Records from a data source
■ ■ ■

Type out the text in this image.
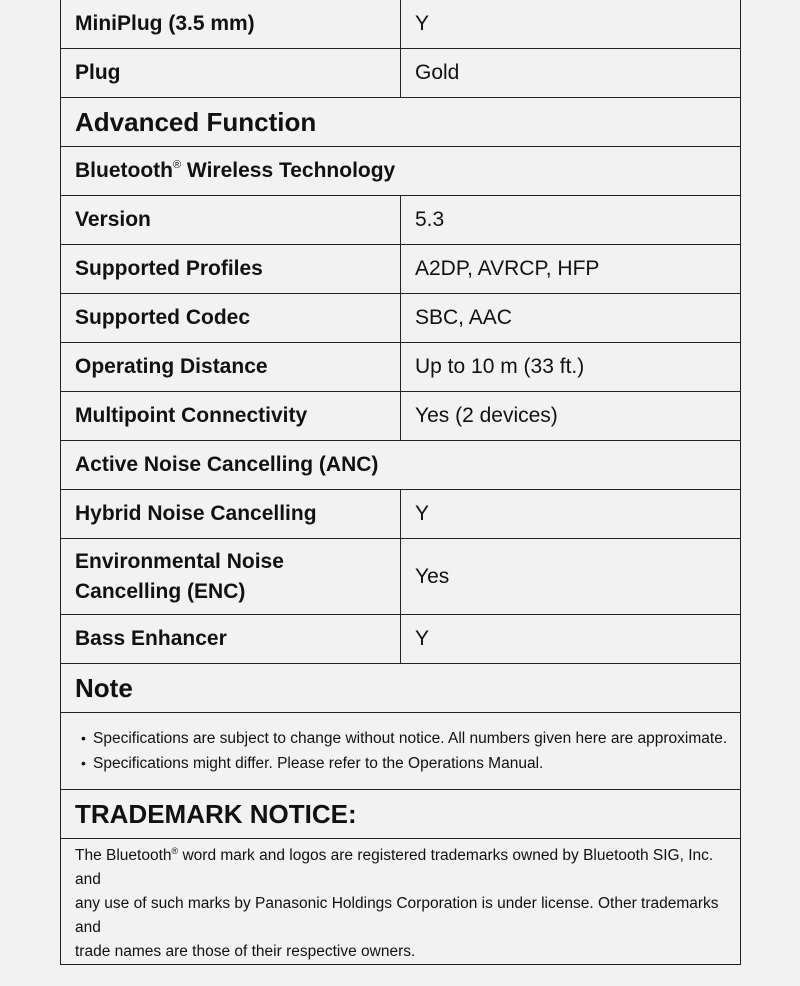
MiniPlug (3.5 mm)	Y
Plug	Gold
Advanced Function	
Bluetooth® Wireless Technology	
Version	5.3
Supported Profiles	A2DP, AVRCP, HFP
Supported Codec	SBC, AAC
Operating Distance	Up to 10 m (33 ft.)
Multipoint Connectivity	Yes (2 devices)
Active Noise Cancelling (ANC)	
Hybrid Noise Cancelling	Y

Environmental Noise
Cancelling (ENC)	Yes
Bass Enhancer	Y
Note	

• Specifications are subject to change without notice. All numbers given here are approximate.
• Specifications might differ. Please refer to the Operations Manual.	

TRADEMARK NOTICE:	

The Bluetooth® word mark and logos are registered trademarks owned by Bluetooth SIG, Inc. and
any use of such marks by Panasonic Holdings Corporation is under license. Other trademarks and
trade names are those of their respective owners.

■ ■ ■

=== SET EXERCISE ===
Without the pictures, print the whole listing exactly as given.

=== SOLUTION ===
Type out the text in this image.
MiniPlug (3.5 mm)	Y
Plug	Gold
Advanced Function	
Bluetooth® Wireless Technology	
Version	5.3
Supported Profiles	A2DP, AVRCP, HFP
Supported Codec	SBC, AAC
Operating Distance	Up to 10 m (33 ft.)
Multipoint Connectivity	Yes (2 devices)
Active Noise Cancelling (ANC)	
Hybrid Noise Cancelling	Y

Environmental Noise
Cancelling (ENC)	Yes
Bass Enhancer	Y
Note	

• Specifications are subject to change without notice. All numbers given here are approximate.
• Specifications might differ. Please refer to the Operations Manual.	

TRADEMARK NOTICE:	

The Bluetooth® word mark and logos are registered trademarks owned by Bluetooth SIG, Inc. and
any use of such marks by Panasonic Holdings Corporation is under license. Other trademarks and
trade names are those of their respective owners.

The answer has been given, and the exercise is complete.